Directive:
Reproduce the forum post about Latvian rye bread word for word, in full.

Page excerpt:
# Parboiled rye bread from Latvia, Recipe?



## Dutch 106 (Feb 12, 2008)

Hi Guys,
I've always heard of the black rye bread of the Russian peasants, there staff of life. it was supposed to black and very dense.
Well today I was in the European market in a nearby town. Ceylon black tea $5.95 for 500 Grams (1.1 lbs for the metric challenged) lovely stuff all in itself.
but I digress.
There in a cooler was a very dark loaf kinda small low curved loaf then I picked it up its 2 pounds, at 3.99 I'd started to pass as it was a small looking loaf. just 11, 12 inches long and 4-5 inches wide maybe 3 tall. but two pounds this sounded like it was what I had heard of.
Then in reading the label. I saw it was made in Latvia and had no preservatives, and contained only fine rye flour,water ,malt syrup, caraway seeds, sugar, salt, bran. no added oil? at all is rye oily enough on its own?
Its as you suspected very dense very dark brown loaf with a soft crust. and wonderful mouth feel. Its a rather sweet bread. Very pleasant with just butter on it. The caraway seed isn't in the front but definitely there.

Supplied material:
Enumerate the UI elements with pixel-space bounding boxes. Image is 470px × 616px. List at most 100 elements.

Result below:
# Parboiled rye bread from Latvia, Recipe?



## Dutch 106 (Feb 12, 2008)

Hi Guys,
I've always heard of the black rye bread of the Russian peasants, there staff of life. it was supposed to black and very dense.
Well today I was in the European market in a nearby town. Ceylon black tea $5.95 for 500 Grams (1.1 lbs for the metric challenged) lovely stuff all in itself.
but I digress.
There in a cooler was a very dark loaf kinda small low curved loaf then I picked it up its 2 pounds, at 3.99 I'd started to pass as it was a small looking loaf. just 11, 12 inches long and 4-5 inches wide maybe 3 tall. but two pounds this sounded like it was what I had heard of.
Then in reading the label. I saw it was made in Latvia and had no preservatives, and contained only fine rye flour,water ,malt syrup, caraway seeds, sugar, salt, bran. no added oil? at all is rye oily enough on its own?
Its as you suspected very dense very dark brown loaf with a soft crust. and wonderful mouth feel. Its a rather sweet bread. Very pleasant with just butter on it. The caraway seed isn't in the front but definitely there.